**** Records to use ****
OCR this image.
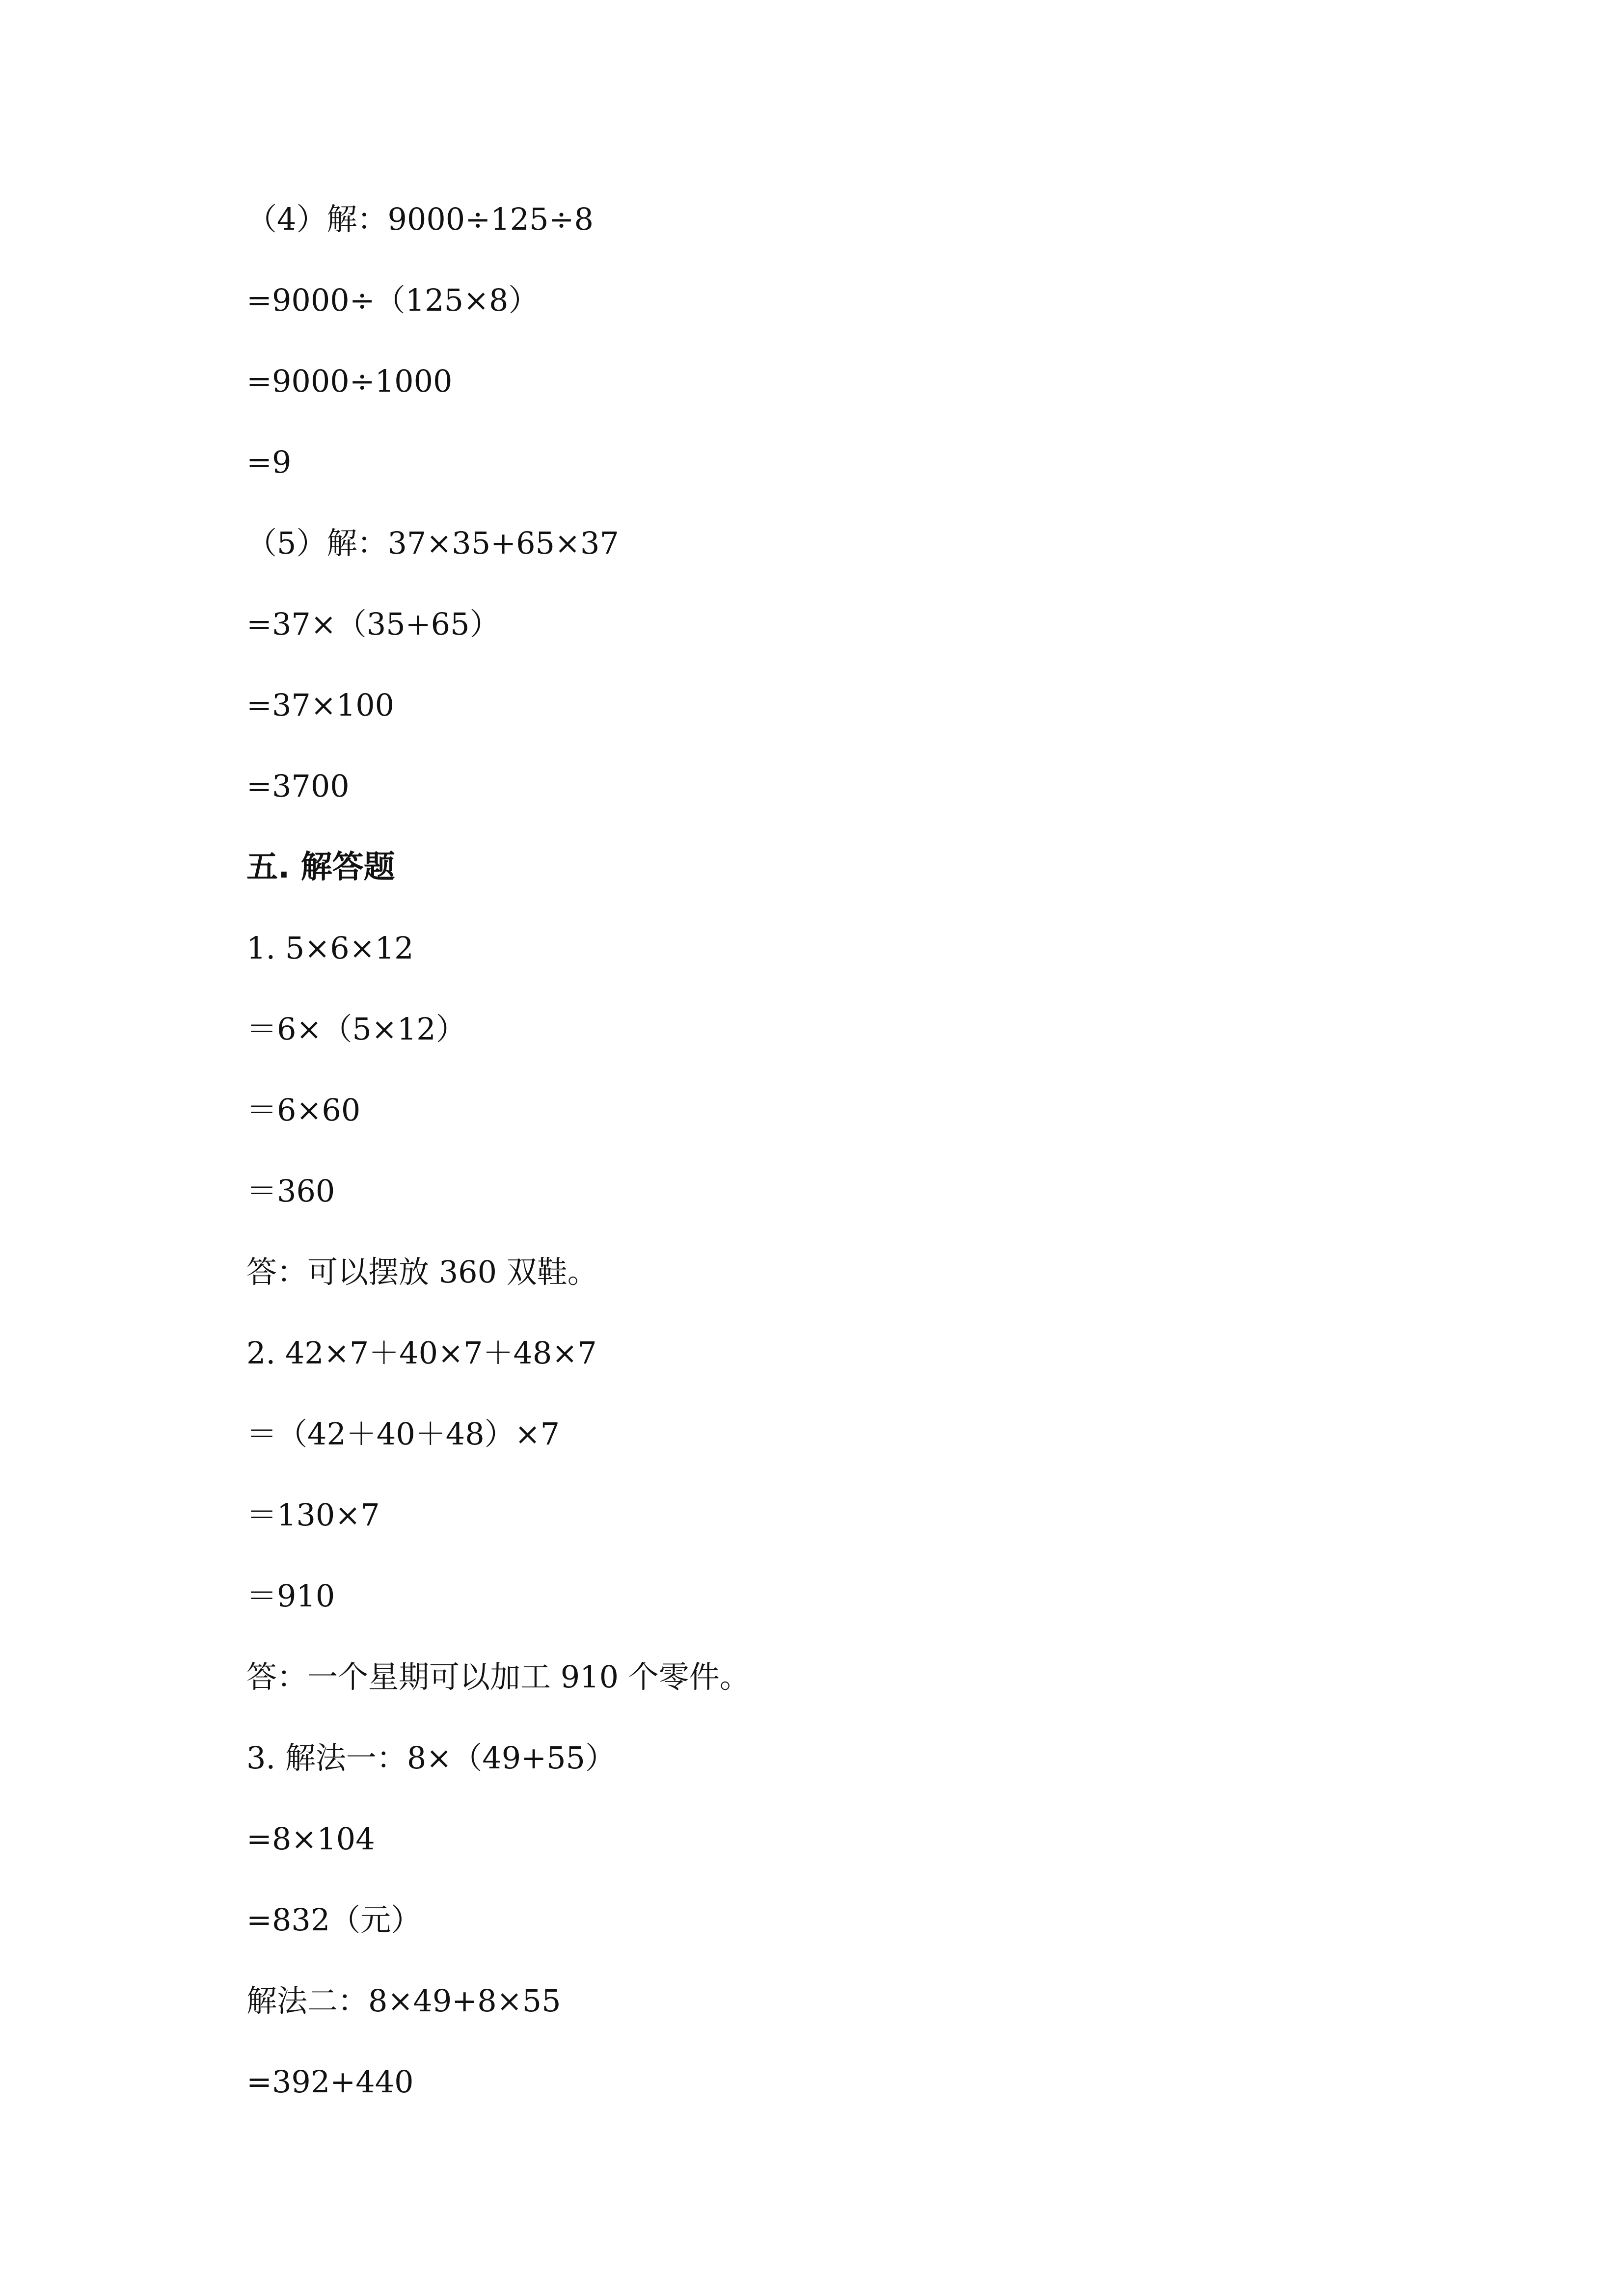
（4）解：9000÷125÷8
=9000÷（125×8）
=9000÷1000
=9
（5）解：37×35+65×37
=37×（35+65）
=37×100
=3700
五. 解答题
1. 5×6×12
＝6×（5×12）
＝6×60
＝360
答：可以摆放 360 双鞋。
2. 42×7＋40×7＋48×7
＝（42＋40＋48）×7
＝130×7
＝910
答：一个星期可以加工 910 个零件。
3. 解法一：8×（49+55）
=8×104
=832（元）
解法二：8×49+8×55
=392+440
****
Required work =
Transcribe every line from the records above without alteration, and leave out the images.

Completed exercise =
OCR this image.
（4）解：9000÷125÷8
=9000÷（125×8）
=9000÷1000
=9
（5）解：37×35+65×37
=37×（35+65）
=37×100
=3700
五. 解答题
1. 5×6×12
＝6×（5×12）
＝6×60
＝360
答：可以摆放 360 双鞋。
2. 42×7＋40×7＋48×7
＝（42＋40＋48）×7
＝130×7
＝910
答：一个星期可以加工 910 个零件。
3. 解法一：8×（49+55）
=8×104
=832（元）
解法二：8×49+8×55
=392+440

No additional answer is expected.